The records underneath are to be repeated exactly, with the pictures left out.
################
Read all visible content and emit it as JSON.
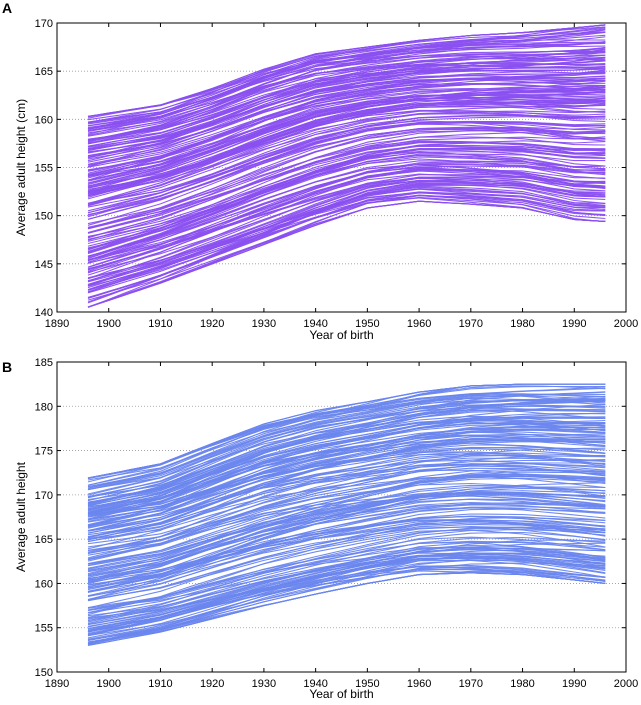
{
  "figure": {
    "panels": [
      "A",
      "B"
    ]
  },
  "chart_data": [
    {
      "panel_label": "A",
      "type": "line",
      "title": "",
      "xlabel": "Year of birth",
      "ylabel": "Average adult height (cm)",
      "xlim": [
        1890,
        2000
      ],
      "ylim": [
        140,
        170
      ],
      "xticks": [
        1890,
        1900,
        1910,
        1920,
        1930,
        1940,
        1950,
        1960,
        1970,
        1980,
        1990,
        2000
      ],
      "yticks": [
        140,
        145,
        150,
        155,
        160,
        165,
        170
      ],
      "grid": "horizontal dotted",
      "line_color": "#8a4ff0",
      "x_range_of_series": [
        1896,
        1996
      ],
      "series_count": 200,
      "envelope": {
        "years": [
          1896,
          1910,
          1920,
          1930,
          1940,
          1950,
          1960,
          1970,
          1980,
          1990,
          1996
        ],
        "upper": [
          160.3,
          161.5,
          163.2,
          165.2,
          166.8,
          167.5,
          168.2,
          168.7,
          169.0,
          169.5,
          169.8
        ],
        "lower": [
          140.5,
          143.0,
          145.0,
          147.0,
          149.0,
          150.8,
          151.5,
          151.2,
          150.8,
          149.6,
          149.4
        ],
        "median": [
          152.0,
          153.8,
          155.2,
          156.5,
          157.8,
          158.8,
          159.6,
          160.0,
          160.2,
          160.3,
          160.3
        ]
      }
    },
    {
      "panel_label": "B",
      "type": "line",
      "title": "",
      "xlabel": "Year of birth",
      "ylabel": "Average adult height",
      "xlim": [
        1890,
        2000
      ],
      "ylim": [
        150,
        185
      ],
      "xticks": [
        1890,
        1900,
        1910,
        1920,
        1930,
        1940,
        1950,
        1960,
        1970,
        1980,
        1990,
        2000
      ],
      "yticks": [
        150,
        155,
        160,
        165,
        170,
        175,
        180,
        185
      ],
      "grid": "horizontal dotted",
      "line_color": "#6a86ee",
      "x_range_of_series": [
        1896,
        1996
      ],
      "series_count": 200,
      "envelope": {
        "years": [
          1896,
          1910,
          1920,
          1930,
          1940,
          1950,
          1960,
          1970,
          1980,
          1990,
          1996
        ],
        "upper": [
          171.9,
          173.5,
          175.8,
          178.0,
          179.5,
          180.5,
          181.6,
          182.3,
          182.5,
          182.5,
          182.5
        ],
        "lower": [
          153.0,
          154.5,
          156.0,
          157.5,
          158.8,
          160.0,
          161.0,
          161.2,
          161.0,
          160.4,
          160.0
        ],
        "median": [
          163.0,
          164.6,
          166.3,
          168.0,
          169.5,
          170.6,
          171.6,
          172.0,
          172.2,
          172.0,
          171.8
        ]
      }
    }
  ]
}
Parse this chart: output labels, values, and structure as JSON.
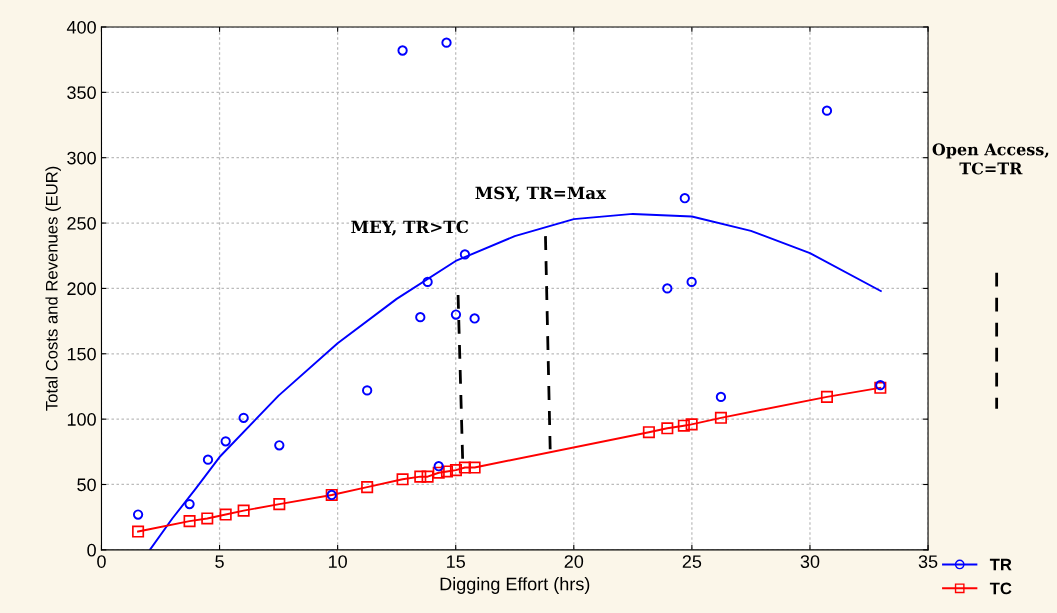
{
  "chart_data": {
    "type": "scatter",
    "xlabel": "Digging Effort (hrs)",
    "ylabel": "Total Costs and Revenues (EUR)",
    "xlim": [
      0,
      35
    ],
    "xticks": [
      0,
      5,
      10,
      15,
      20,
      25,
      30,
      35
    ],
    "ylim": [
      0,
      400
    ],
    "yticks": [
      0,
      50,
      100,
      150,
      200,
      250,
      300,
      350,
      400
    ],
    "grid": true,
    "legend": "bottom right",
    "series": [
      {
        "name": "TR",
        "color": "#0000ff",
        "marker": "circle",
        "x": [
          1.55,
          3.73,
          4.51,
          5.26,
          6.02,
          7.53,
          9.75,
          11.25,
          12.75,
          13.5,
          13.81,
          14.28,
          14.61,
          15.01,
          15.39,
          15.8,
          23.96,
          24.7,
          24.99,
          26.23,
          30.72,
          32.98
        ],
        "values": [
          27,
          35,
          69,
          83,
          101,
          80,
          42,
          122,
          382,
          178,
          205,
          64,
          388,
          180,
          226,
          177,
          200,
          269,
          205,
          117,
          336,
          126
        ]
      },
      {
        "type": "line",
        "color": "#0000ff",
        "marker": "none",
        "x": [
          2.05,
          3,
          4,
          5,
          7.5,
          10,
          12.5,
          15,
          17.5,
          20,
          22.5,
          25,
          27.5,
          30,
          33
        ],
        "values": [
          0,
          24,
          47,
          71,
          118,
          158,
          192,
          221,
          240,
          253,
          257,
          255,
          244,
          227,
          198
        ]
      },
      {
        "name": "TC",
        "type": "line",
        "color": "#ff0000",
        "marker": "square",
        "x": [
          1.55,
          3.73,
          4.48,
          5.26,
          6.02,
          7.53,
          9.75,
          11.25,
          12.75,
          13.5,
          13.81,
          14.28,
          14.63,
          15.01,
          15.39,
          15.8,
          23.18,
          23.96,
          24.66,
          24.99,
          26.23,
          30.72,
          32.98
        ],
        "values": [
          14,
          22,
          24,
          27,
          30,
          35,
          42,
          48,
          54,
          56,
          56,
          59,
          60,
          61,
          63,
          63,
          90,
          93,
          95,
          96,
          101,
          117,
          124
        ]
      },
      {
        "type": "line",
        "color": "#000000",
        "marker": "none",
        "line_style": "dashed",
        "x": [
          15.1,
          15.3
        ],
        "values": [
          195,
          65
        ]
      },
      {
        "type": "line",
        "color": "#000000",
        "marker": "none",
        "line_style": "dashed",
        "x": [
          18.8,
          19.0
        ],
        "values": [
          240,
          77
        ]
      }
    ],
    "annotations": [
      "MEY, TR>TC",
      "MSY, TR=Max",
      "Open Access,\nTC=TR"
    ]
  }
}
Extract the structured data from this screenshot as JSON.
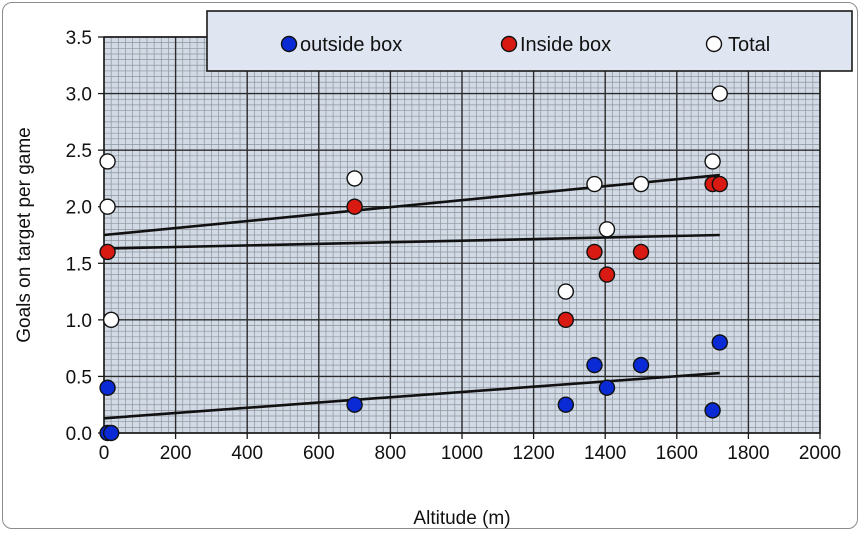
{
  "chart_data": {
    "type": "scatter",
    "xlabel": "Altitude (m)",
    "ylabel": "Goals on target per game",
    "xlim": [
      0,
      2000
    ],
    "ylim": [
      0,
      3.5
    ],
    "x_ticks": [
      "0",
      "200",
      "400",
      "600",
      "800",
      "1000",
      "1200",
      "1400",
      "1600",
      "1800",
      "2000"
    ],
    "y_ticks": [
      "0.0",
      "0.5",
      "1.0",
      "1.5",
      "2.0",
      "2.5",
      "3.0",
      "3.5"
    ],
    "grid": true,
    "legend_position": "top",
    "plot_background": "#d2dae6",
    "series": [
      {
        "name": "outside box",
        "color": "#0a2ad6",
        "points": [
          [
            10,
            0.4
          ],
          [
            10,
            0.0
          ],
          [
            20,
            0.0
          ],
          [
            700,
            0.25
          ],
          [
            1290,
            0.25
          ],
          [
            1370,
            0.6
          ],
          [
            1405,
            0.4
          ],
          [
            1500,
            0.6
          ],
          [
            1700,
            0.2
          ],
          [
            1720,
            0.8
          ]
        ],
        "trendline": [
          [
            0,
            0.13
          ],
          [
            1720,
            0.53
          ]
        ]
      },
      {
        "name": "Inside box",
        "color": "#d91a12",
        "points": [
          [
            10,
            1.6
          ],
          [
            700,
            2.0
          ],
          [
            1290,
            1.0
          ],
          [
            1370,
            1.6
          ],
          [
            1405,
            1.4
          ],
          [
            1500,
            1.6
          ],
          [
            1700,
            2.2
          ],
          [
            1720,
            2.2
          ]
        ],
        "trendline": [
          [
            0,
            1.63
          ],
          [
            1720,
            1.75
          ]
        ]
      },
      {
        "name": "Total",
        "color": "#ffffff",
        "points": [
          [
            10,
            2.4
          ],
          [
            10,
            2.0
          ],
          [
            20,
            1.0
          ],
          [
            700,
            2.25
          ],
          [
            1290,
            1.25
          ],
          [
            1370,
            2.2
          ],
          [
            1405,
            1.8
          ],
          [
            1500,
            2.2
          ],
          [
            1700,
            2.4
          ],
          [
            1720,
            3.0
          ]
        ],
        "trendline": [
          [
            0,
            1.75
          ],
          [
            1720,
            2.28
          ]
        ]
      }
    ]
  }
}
################
**The output:**
Read all visible content and emit it as JSON.
{
  "figure": {
    "panels": [
      "A",
      "B"
    ]
  },
  "chart_data": [
    {
      "panel_label": "A",
      "type": "line",
      "title": "",
      "xlabel": "Year of birth",
      "ylabel": "Average adult height (cm)",
      "xlim": [
        1890,
        2000
      ],
      "ylim": [
        140,
        170
      ],
      "xticks": [
        1890,
        1900,
        1910,
        1920,
        1930,
        1940,
        1950,
        1960,
        1970,
        1980,
        1990,
        2000
      ],
      "yticks": [
        140,
        145,
        150,
        155,
        160,
        165,
        170
      ],
      "grid": "horizontal dotted",
      "line_color": "#8a4ff0",
      "x_range_of_series": [
        1896,
        1996
      ],
      "series_count": 200,
      "envelope": {
        "years": [
          1896,
          1910,
          1920,
          1930,
          1940,
          1950,
          1960,
          1970,
          1980,
          1990,
          1996
        ],
        "upper": [
          160.3,
          161.5,
          163.2,
          165.2,
          166.8,
          167.5,
          168.2,
          168.7,
          169.0,
          169.5,
          169.8
        ],
        "lower": [
          140.5,
          143.0,
          145.0,
          147.0,
          149.0,
          150.8,
          151.5,
          151.2,
          150.8,
          149.6,
          149.4
        ],
        "median": [
          152.0,
          153.8,
          155.2,
          156.5,
          157.8,
          158.8,
          159.6,
          160.0,
          160.2,
          160.3,
          160.3
        ]
      }
    },
    {
      "panel_label": "B",
      "type": "line",
      "title": "",
      "xlabel": "Year of birth",
      "ylabel": "Average adult height",
      "xlim": [
        1890,
        2000
      ],
      "ylim": [
        150,
        185
      ],
      "xticks": [
        1890,
        1900,
        1910,
        1920,
        1930,
        1940,
        1950,
        1960,
        1970,
        1980,
        1990,
        2000
      ],
      "yticks": [
        150,
        155,
        160,
        165,
        170,
        175,
        180,
        185
      ],
      "grid": "horizontal dotted",
      "line_color": "#6a86ee",
      "x_range_of_series": [
        1896,
        1996
      ],
      "series_count": 200,
      "envelope": {
        "years": [
          1896,
          1910,
          1920,
          1930,
          1940,
          1950,
          1960,
          1970,
          1980,
          1990,
          1996
        ],
        "upper": [
          171.9,
          173.5,
          175.8,
          178.0,
          179.5,
          180.5,
          181.6,
          182.3,
          182.5,
          182.5,
          182.5
        ],
        "lower": [
          153.0,
          154.5,
          156.0,
          157.5,
          158.8,
          160.0,
          161.0,
          161.2,
          161.0,
          160.4,
          160.0
        ],
        "median": [
          163.0,
          164.6,
          166.3,
          168.0,
          169.5,
          170.6,
          171.6,
          172.0,
          172.2,
          172.0,
          171.8
        ]
      }
    }
  ]
}
Parse this chart: output labels, values, and structure as JSON.
{
  "chart_data": {
    "type": "scatter",
    "xlabel": "Digging Effort (hrs)",
    "ylabel": "Total Costs and Revenues (EUR)",
    "xlim": [
      0,
      35
    ],
    "xticks": [
      0,
      5,
      10,
      15,
      20,
      25,
      30,
      35
    ],
    "ylim": [
      0,
      400
    ],
    "yticks": [
      0,
      50,
      100,
      150,
      200,
      250,
      300,
      350,
      400
    ],
    "grid": true,
    "legend": "bottom right",
    "series": [
      {
        "name": "TR",
        "color": "#0000ff",
        "marker": "circle",
        "x": [
          1.55,
          3.73,
          4.51,
          5.26,
          6.02,
          7.53,
          9.75,
          11.25,
          12.75,
          13.5,
          13.81,
          14.28,
          14.61,
          15.01,
          15.39,
          15.8,
          23.96,
          24.7,
          24.99,
          26.23,
          30.72,
          32.98
        ],
        "values": [
          27,
          35,
          69,
          83,
          101,
          80,
          42,
          122,
          382,
          178,
          205,
          64,
          388,
          180,
          226,
          177,
          200,
          269,
          205,
          117,
          336,
          126
        ]
      },
      {
        "type": "line",
        "color": "#0000ff",
        "marker": "none",
        "x": [
          2.05,
          3,
          4,
          5,
          7.5,
          10,
          12.5,
          15,
          17.5,
          20,
          22.5,
          25,
          27.5,
          30,
          33
        ],
        "values": [
          0,
          24,
          47,
          71,
          118,
          158,
          192,
          221,
          240,
          253,
          257,
          255,
          244,
          227,
          198
        ]
      },
      {
        "name": "TC",
        "type": "line",
        "color": "#ff0000",
        "marker": "square",
        "x": [
          1.55,
          3.73,
          4.48,
          5.26,
          6.02,
          7.53,
          9.75,
          11.25,
          12.75,
          13.5,
          13.81,
          14.28,
          14.63,
          15.01,
          15.39,
          15.8,
          23.18,
          23.96,
          24.66,
          24.99,
          26.23,
          30.72,
          32.98
        ],
        "values": [
          14,
          22,
          24,
          27,
          30,
          35,
          42,
          48,
          54,
          56,
          56,
          59,
          60,
          61,
          63,
          63,
          90,
          93,
          95,
          96,
          101,
          117,
          124
        ]
      },
      {
        "type": "line",
        "color": "#000000",
        "marker": "none",
        "line_style": "dashed",
        "x": [
          15.1,
          15.3
        ],
        "values": [
          195,
          65
        ]
      },
      {
        "type": "line",
        "color": "#000000",
        "marker": "none",
        "line_style": "dashed",
        "x": [
          18.8,
          19.0
        ],
        "values": [
          240,
          77
        ]
      }
    ],
    "annotations": [
      "MEY, TR>TC",
      "MSY, TR=Max",
      "Open Access,\nTC=TR"
    ]
  }
}
Extract the structured data from this screenshot as JSON.
{
  "chart_data": {
    "type": "scatter",
    "xlabel": "Altitude (m)",
    "ylabel": "Goals on target per game",
    "xlim": [
      0,
      2000
    ],
    "ylim": [
      0,
      3.5
    ],
    "x_ticks": [
      "0",
      "200",
      "400",
      "600",
      "800",
      "1000",
      "1200",
      "1400",
      "1600",
      "1800",
      "2000"
    ],
    "y_ticks": [
      "0.0",
      "0.5",
      "1.0",
      "1.5",
      "2.0",
      "2.5",
      "3.0",
      "3.5"
    ],
    "grid": true,
    "legend_position": "top",
    "plot_background": "#d2dae6",
    "series": [
      {
        "name": "outside box",
        "color": "#0a2ad6",
        "points": [
          [
            10,
            0.4
          ],
          [
            10,
            0.0
          ],
          [
            20,
            0.0
          ],
          [
            700,
            0.25
          ],
          [
            1290,
            0.25
          ],
          [
            1370,
            0.6
          ],
          [
            1405,
            0.4
          ],
          [
            1500,
            0.6
          ],
          [
            1700,
            0.2
          ],
          [
            1720,
            0.8
          ]
        ],
        "trendline": [
          [
            0,
            0.13
          ],
          [
            1720,
            0.53
          ]
        ]
      },
      {
        "name": "Inside box",
        "color": "#d91a12",
        "points": [
          [
            10,
            1.6
          ],
          [
            700,
            2.0
          ],
          [
            1290,
            1.0
          ],
          [
            1370,
            1.6
          ],
          [
            1405,
            1.4
          ],
          [
            1500,
            1.6
          ],
          [
            1700,
            2.2
          ],
          [
            1720,
            2.2
          ]
        ],
        "trendline": [
          [
            0,
            1.63
          ],
          [
            1720,
            1.75
          ]
        ]
      },
      {
        "name": "Total",
        "color": "#ffffff",
        "points": [
          [
            10,
            2.4
          ],
          [
            10,
            2.0
          ],
          [
            20,
            1.0
          ],
          [
            700,
            2.25
          ],
          [
            1290,
            1.25
          ],
          [
            1370,
            2.2
          ],
          [
            1405,
            1.8
          ],
          [
            1500,
            2.2
          ],
          [
            1700,
            2.4
          ],
          [
            1720,
            3.0
          ]
        ],
        "trendline": [
          [
            0,
            1.75
          ],
          [
            1720,
            2.28
          ]
        ]
      }
    ]
  }
}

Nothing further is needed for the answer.